───── 提供テキスト

一般社団法人 小郡三井医師会

病気と健康の話

  • クスリによる肝臓障害
  • 投稿者:古川医院 院長 古川 哲也

 元来病気を治すはずのクスリであるのに、誤った服用をしたり、あるいはきちんと服用していたとしても、思いもかけず身体にいろいろな障害が起こってしまうということが希にみられます。
このような薬による障害の種類は様々ですが、肝臓障害(薬剤性肝障害)はその中でも頻度が高く、気付かないまま放置しておくと重大な結果に至ってしまうこともあるために注意が必要です。

【薬剤性肝障害とは】
 薬剤性肝障害は大まかに中毒性のものと特異体質に基づくものとに分類されます。

──────────
───── データ抜粋

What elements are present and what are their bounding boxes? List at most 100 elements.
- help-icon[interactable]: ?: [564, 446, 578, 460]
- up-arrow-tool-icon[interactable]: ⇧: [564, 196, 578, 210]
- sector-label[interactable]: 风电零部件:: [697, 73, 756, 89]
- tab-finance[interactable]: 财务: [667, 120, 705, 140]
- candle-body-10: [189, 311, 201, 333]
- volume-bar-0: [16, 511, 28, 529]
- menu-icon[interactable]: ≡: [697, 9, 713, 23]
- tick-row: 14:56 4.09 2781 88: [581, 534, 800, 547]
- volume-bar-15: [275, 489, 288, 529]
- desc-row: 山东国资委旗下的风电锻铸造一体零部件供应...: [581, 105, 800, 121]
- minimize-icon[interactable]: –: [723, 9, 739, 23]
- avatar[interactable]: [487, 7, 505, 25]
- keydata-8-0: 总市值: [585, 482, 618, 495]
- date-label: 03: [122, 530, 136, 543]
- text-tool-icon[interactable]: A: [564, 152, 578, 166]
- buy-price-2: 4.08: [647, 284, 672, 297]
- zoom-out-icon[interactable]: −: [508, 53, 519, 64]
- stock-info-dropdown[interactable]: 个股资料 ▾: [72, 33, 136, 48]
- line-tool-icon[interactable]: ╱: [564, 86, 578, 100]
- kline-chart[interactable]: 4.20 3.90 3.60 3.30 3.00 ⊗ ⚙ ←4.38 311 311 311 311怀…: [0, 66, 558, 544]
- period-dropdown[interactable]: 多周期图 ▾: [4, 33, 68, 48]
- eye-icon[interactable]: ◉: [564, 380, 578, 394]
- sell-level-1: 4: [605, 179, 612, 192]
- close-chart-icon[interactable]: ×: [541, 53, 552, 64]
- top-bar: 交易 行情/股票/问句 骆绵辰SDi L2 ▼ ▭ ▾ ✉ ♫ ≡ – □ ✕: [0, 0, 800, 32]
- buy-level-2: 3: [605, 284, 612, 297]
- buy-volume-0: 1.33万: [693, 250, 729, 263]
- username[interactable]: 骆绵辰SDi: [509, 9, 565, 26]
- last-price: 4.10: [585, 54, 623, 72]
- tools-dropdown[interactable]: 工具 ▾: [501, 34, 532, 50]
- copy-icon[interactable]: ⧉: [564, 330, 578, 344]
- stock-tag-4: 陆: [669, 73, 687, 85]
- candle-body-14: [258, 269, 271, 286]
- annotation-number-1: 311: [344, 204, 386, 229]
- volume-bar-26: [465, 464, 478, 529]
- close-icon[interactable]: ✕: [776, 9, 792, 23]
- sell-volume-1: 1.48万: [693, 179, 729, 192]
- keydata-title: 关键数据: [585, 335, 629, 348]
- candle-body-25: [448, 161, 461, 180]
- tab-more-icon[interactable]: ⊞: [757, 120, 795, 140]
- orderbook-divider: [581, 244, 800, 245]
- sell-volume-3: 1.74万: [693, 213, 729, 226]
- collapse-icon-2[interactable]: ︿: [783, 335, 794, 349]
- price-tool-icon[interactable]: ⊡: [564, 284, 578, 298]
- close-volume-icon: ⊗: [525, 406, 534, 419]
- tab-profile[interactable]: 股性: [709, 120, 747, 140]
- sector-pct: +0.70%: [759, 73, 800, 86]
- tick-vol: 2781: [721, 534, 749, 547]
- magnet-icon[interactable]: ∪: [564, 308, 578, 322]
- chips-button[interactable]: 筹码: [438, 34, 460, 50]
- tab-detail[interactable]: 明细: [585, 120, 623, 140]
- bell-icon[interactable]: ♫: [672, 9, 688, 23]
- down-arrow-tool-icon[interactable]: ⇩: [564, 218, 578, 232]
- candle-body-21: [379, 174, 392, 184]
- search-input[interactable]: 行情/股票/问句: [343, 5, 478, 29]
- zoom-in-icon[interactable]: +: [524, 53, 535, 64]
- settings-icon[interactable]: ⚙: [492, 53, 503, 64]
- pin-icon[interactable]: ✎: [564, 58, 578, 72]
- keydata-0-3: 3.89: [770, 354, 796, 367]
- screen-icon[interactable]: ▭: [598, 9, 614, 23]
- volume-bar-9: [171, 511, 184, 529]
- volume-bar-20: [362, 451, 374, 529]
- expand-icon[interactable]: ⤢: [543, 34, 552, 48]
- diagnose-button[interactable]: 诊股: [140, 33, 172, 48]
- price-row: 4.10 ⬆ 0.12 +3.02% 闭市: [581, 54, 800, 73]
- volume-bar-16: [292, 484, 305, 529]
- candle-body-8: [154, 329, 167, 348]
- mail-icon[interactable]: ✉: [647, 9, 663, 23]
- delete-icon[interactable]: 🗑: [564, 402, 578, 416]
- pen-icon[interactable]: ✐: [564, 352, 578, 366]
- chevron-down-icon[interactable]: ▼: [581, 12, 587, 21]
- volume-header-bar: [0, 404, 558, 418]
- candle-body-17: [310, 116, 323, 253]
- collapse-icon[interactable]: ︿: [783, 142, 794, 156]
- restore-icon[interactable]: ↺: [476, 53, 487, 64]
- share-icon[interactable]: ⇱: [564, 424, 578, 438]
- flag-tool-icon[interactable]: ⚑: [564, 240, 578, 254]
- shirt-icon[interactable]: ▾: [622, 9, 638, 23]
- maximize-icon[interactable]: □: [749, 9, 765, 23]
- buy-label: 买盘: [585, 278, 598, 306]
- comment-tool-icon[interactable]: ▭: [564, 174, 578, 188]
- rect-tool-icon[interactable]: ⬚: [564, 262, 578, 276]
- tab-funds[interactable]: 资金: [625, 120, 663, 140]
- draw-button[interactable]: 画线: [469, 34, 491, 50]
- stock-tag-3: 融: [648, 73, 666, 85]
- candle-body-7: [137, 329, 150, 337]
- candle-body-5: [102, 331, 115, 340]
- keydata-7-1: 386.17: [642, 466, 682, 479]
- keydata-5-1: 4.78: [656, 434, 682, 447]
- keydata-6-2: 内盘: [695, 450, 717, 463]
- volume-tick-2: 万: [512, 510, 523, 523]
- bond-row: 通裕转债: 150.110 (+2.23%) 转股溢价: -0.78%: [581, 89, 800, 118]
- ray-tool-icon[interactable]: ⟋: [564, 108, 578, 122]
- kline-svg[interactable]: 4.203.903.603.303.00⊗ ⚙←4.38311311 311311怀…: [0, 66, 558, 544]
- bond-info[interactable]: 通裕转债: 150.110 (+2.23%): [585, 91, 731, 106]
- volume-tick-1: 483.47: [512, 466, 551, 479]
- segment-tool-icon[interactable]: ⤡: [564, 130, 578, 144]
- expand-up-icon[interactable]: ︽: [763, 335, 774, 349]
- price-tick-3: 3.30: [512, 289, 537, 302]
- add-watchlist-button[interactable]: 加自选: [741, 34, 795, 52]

──────────

取り組む課題
1) クスリによる肝臓障害の文章では、薬剤性肝障害は大まかに何と何に分類されるとしているか。
2) クスリによる肝臓障害の文章を、最後の文の後から書き継げ。
このデータは使わなくてよい。

各課題の回答
1) 中毒性のものと特異体質に基づくもの。

2)
中毒性のものは決められた量以上の薬を服用することで個人差に関係なくすべてのひとに肝障害を生じる得るもので、例えば市販の風邪薬などにもよく使われている解熱剤のアセトアミノフェンは、もともとは安全性の高い薬ですが、一度に大量(規定用量の10~20倍以上)を服用すると高率に肝障害を引き起こします。つまり逆に考えれば、この種類の薬剤性肝障害は、きちんと服用の仕方を守りさえすれば防ぐことが可能です。

 後者(特異体質に基づくもの)には、アレルギー性のものと、代謝性のものがあり、これは薬に対する個々人の過敏性、反応性に基づき発症するため、たとえきめられたとおりに服用していたとしても予防困難なことが少なくありません。
アレルギー性のものはその薬に対して感受性のある人にのみ、ごく僅かの量であっても発症します。発症の時期は服用直後から数週間後まで様々です。発症の予測は困難ですが、他の薬でのアレルギー発症の経験や、もともとアレルギー体質を持つ方に出やすい傾向があるようで、しばしば発熱、皮疹、痒みなどの全身的なアレルギー症状を伴います。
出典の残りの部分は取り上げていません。